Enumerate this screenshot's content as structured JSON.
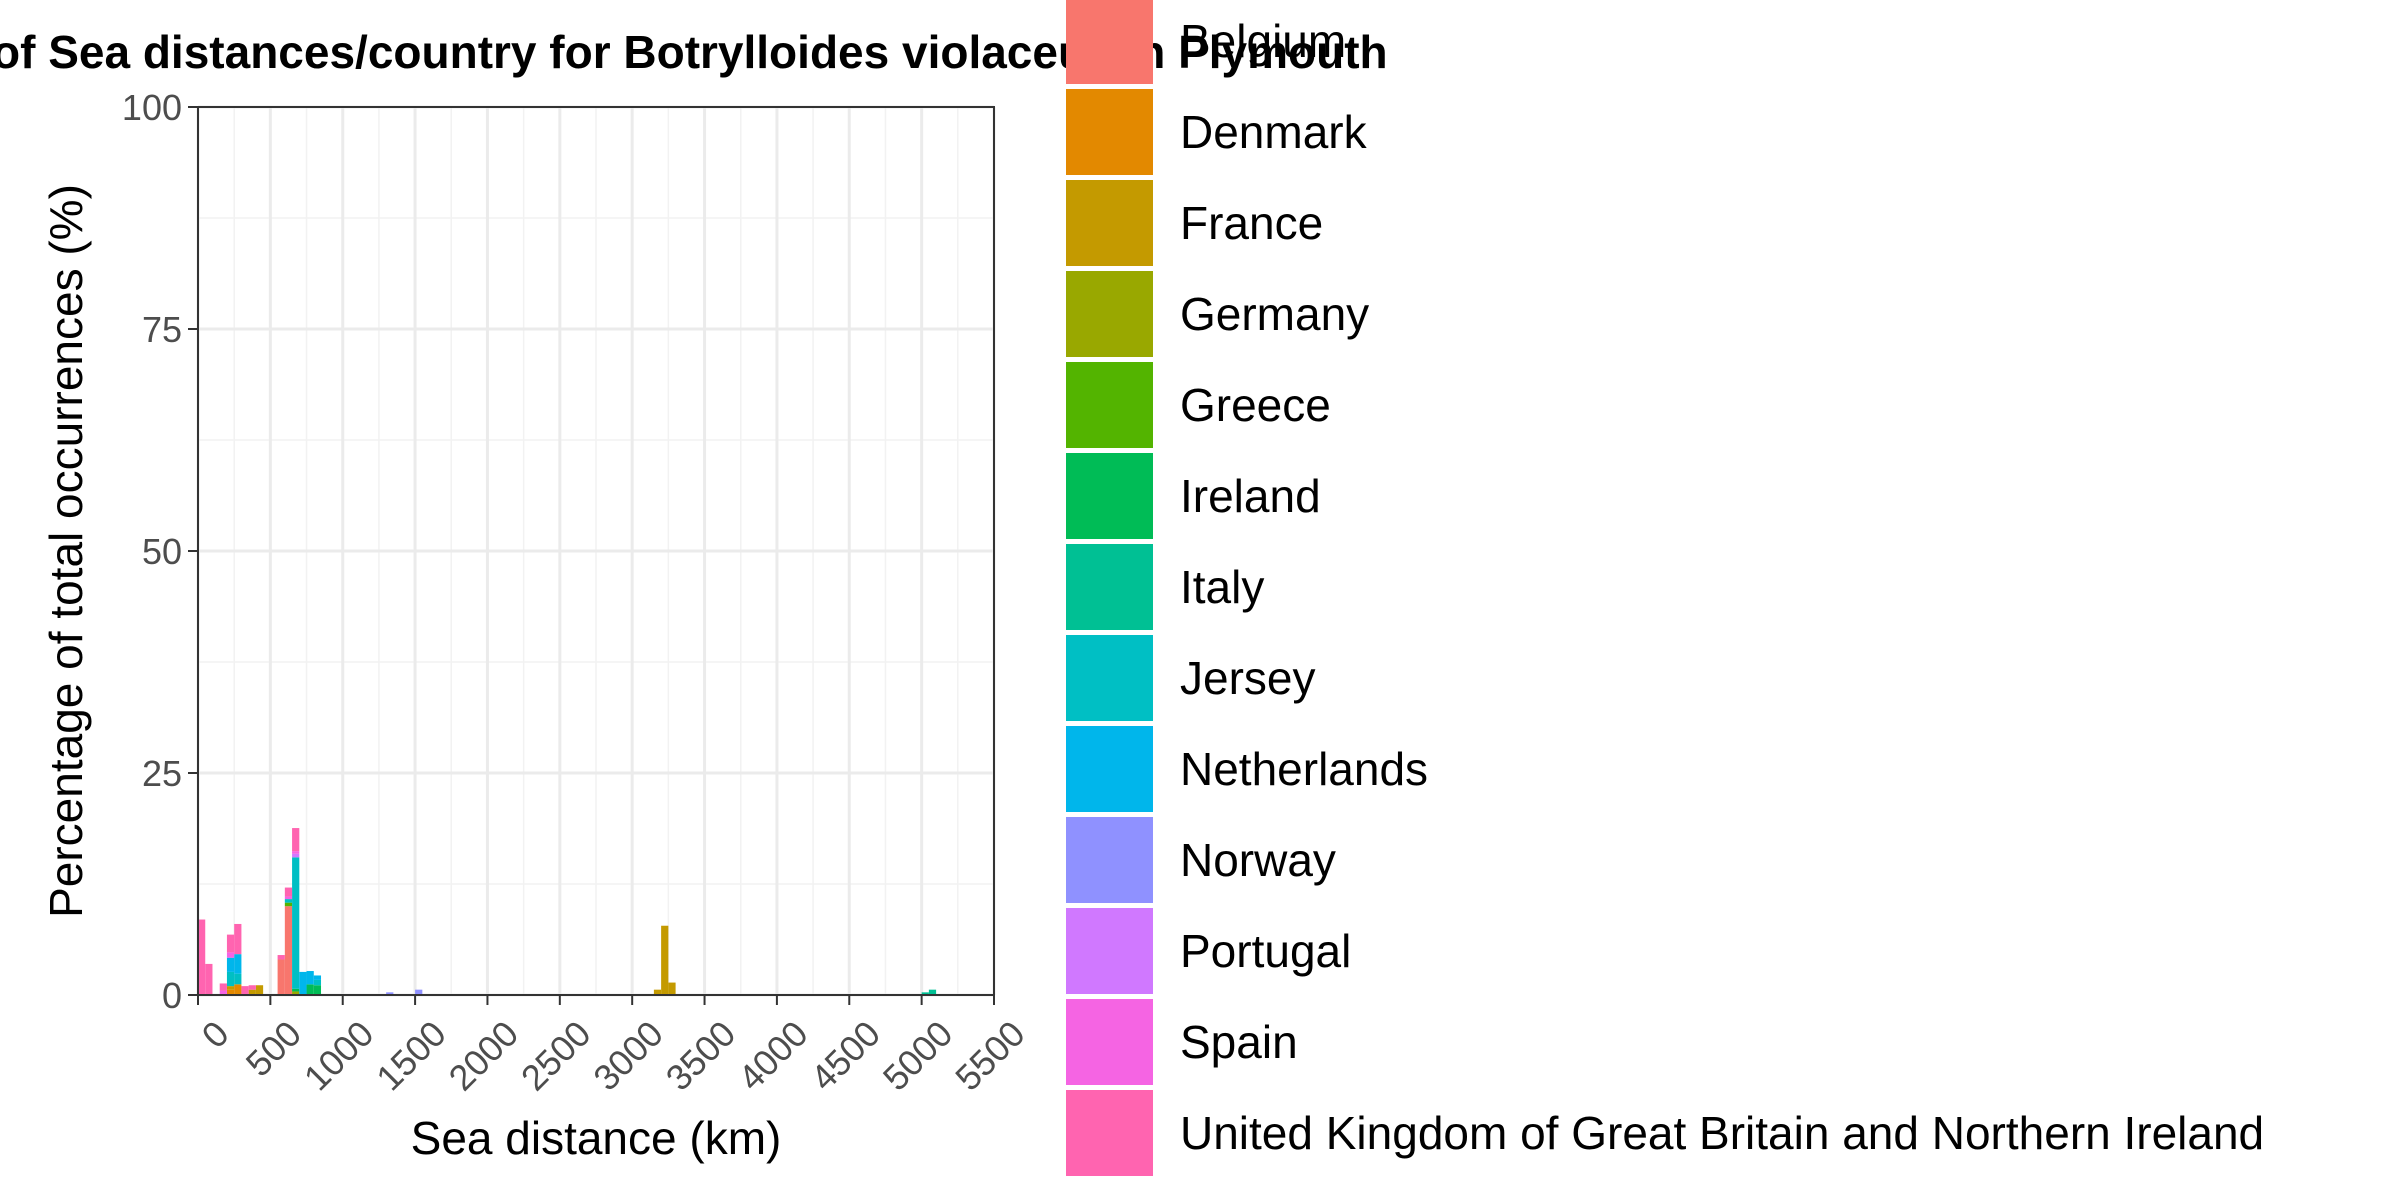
{
  "chart_data": {
    "type": "bar",
    "stacked": true,
    "title": "of Sea distances/country for Botrylloides violaceus in Plymouth",
    "xlabel": "Sea distance (km)",
    "ylabel": "Percentage of total occurrences (%)",
    "xlim": [
      0,
      5500
    ],
    "ylim": [
      0,
      100
    ],
    "x_ticks": [
      "0",
      "500",
      "1000",
      "1500",
      "2000",
      "2500",
      "3000",
      "3500",
      "4000",
      "4500",
      "5000",
      "5500"
    ],
    "y_ticks": [
      "0",
      "25",
      "50",
      "75",
      "100"
    ],
    "grid": true,
    "legend_position": "right",
    "bin_width_km": 50,
    "series": [
      {
        "name": "Belgium",
        "color": "#F8766D",
        "points": [
          {
            "x": 550,
            "y": 4.0
          },
          {
            "x": 600,
            "y": 10.0
          }
        ]
      },
      {
        "name": "Denmark",
        "color": "#E38900",
        "points": [
          {
            "x": 200,
            "y": 0.6
          },
          {
            "x": 250,
            "y": 1.2
          }
        ]
      },
      {
        "name": "France",
        "color": "#C49A00",
        "points": [
          {
            "x": 200,
            "y": 0.4
          },
          {
            "x": 350,
            "y": 0.6
          },
          {
            "x": 400,
            "y": 1.1
          },
          {
            "x": 3150,
            "y": 0.6
          },
          {
            "x": 3200,
            "y": 7.8
          },
          {
            "x": 3250,
            "y": 1.4
          }
        ]
      },
      {
        "name": "Germany",
        "color": "#99A800",
        "points": [
          {
            "x": 650,
            "y": 0.4
          }
        ]
      },
      {
        "name": "Greece",
        "color": "#53B400",
        "points": [
          {
            "x": 600,
            "y": 0.4
          }
        ]
      },
      {
        "name": "Ireland",
        "color": "#00BC56",
        "points": [
          {
            "x": 650,
            "y": 0.3
          },
          {
            "x": 750,
            "y": 1.2
          },
          {
            "x": 800,
            "y": 1.1
          }
        ]
      },
      {
        "name": "Italy",
        "color": "#00C094",
        "points": [
          {
            "x": 5000,
            "y": 0.3
          },
          {
            "x": 5050,
            "y": 0.6
          }
        ]
      },
      {
        "name": "Jersey",
        "color": "#00BFC4",
        "points": [
          {
            "x": 200,
            "y": 1.6
          },
          {
            "x": 250,
            "y": 1.2
          },
          {
            "x": 600,
            "y": 0.4
          },
          {
            "x": 650,
            "y": 14.8
          },
          {
            "x": 800,
            "y": 0.6
          }
        ]
      },
      {
        "name": "Netherlands",
        "color": "#00B6EB",
        "points": [
          {
            "x": 200,
            "y": 1.6
          },
          {
            "x": 250,
            "y": 2.2
          },
          {
            "x": 700,
            "y": 2.6
          },
          {
            "x": 750,
            "y": 1.5
          },
          {
            "x": 800,
            "y": 0.5
          }
        ]
      },
      {
        "name": "Norway",
        "color": "#8F91FF",
        "points": [
          {
            "x": 1300,
            "y": 0.3
          },
          {
            "x": 1500,
            "y": 0.6
          }
        ]
      },
      {
        "name": "Portugal",
        "color": "#D078FF",
        "points": [
          {
            "x": 650,
            "y": 0.4
          }
        ]
      },
      {
        "name": "Spain",
        "color": "#F564E3",
        "points": [
          {
            "x": 150,
            "y": 0.5
          },
          {
            "x": 200,
            "y": 0.6
          },
          {
            "x": 600,
            "y": 0.3
          },
          {
            "x": 650,
            "y": 0.3
          }
        ]
      },
      {
        "name": "United Kingdom of Great Britain and Northern Ireland",
        "color": "#FF64B0",
        "points": [
          {
            "x": 0,
            "y": 8.5
          },
          {
            "x": 50,
            "y": 3.5
          },
          {
            "x": 150,
            "y": 0.8
          },
          {
            "x": 200,
            "y": 2.0
          },
          {
            "x": 250,
            "y": 3.4
          },
          {
            "x": 300,
            "y": 1.0
          },
          {
            "x": 350,
            "y": 0.5
          },
          {
            "x": 550,
            "y": 0.5
          },
          {
            "x": 600,
            "y": 1.0
          },
          {
            "x": 650,
            "y": 2.6
          }
        ]
      }
    ]
  }
}
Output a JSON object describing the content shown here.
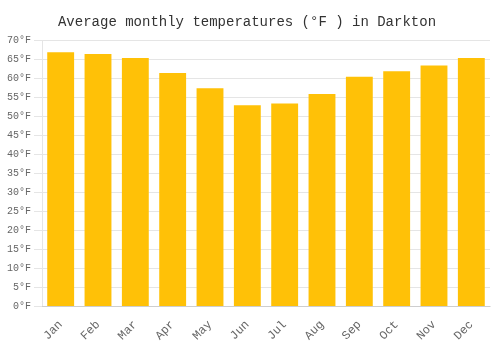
{
  "chart_data": {
    "type": "bar",
    "title": "Average monthly temperatures (°F ) in Darkton",
    "categories": [
      "Jan",
      "Feb",
      "Mar",
      "Apr",
      "May",
      "Jun",
      "Jul",
      "Aug",
      "Sep",
      "Oct",
      "Nov",
      "Dec"
    ],
    "values": [
      67,
      66.5,
      65.5,
      61.5,
      57.5,
      53,
      53.5,
      56,
      60.5,
      62,
      63.5,
      65.5
    ],
    "color": "#FFC107",
    "ylim": [
      0,
      70
    ],
    "yticks": [
      {
        "value": 0,
        "label": "0°F"
      },
      {
        "value": 5,
        "label": "5°F"
      },
      {
        "value": 10,
        "label": "10°F"
      },
      {
        "value": 15,
        "label": "15°F"
      },
      {
        "value": 20,
        "label": "20°F"
      },
      {
        "value": 25,
        "label": "25°F"
      },
      {
        "value": 30,
        "label": "30°F"
      },
      {
        "value": 35,
        "label": "35°F"
      },
      {
        "value": 40,
        "label": "40°F"
      },
      {
        "value": 45,
        "label": "45°F"
      },
      {
        "value": 50,
        "label": "50°F"
      },
      {
        "value": 55,
        "label": "55°F"
      },
      {
        "value": 60,
        "label": "60°F"
      },
      {
        "value": 65,
        "label": "65°F"
      },
      {
        "value": 70,
        "label": "70°F"
      }
    ],
    "grid": true
  }
}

_TASK REQUIREMENTS:_
State how many lines above include the word "JSON", and nothing more.

_OUTPUT FOR THIS TASK:_
2